(Items from a dataset)

◇ ◇ ◇

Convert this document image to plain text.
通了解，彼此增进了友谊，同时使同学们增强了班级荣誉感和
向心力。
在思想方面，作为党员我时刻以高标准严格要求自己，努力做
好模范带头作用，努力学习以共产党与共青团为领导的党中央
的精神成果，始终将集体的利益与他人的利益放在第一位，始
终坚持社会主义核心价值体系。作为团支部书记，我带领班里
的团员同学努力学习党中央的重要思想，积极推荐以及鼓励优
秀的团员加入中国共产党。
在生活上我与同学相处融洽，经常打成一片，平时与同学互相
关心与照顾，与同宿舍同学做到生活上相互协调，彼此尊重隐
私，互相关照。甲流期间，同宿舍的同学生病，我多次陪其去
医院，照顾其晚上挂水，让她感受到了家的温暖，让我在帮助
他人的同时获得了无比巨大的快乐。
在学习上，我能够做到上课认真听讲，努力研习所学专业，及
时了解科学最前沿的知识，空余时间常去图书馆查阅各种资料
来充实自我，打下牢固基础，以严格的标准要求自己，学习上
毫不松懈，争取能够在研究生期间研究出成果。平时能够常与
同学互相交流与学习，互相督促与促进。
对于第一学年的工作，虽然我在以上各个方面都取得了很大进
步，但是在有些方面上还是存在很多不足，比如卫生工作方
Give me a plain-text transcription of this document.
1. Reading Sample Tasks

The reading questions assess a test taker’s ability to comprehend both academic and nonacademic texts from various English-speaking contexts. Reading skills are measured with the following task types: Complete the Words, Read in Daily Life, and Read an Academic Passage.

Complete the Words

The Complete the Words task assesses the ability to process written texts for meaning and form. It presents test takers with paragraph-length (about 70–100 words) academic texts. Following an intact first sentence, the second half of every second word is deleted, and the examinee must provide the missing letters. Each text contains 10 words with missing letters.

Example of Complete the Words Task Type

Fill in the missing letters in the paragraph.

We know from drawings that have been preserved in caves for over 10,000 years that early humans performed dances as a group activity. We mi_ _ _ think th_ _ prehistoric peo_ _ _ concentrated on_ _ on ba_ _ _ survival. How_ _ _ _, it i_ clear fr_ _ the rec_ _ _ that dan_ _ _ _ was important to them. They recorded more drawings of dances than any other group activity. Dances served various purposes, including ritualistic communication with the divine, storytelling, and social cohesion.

◇ ◇ ◇

Set down only these lines, exactly: the line containing "Give me a plain-text" and each line after it, through the end of the listing.

Give me a plain-text transcription of this document.
1. Reading Sample Tasks

The reading questions assess a test taker’s ability to comprehend both academic and nonacademic texts from various English-speaking contexts. Reading skills are measured with the following task types: Complete the Words, Read in Daily Life, and Read an Academic Passage.

Complete the Words

The Complete the Words task assesses the ability to process written texts for meaning and form. It presents test takers with paragraph-length (about 70–100 words) academic texts. Following an intact first sentence, the second half of every second word is deleted, and the examinee must provide the missing letters. Each text contains 10 words with missing letters.

Example of Complete the Words Task Type

Fill in the missing letters in the paragraph.

We know from drawings that have been preserved in caves for over 10,000 years that early humans performed dances as a group activity. We mi_ _ _ think th_ _ prehistoric peo_ _ _ concentrated on_ _ on ba_ _ _ survival. How_ _ _ _, it i_ clear fr_ _ the rec_ _ _ that dan_ _ _ _ was important to them. They recorded more drawings of dances than any other group activity. Dances served various purposes, including ritualistic communication with the divine, storytelling, and social cohesion.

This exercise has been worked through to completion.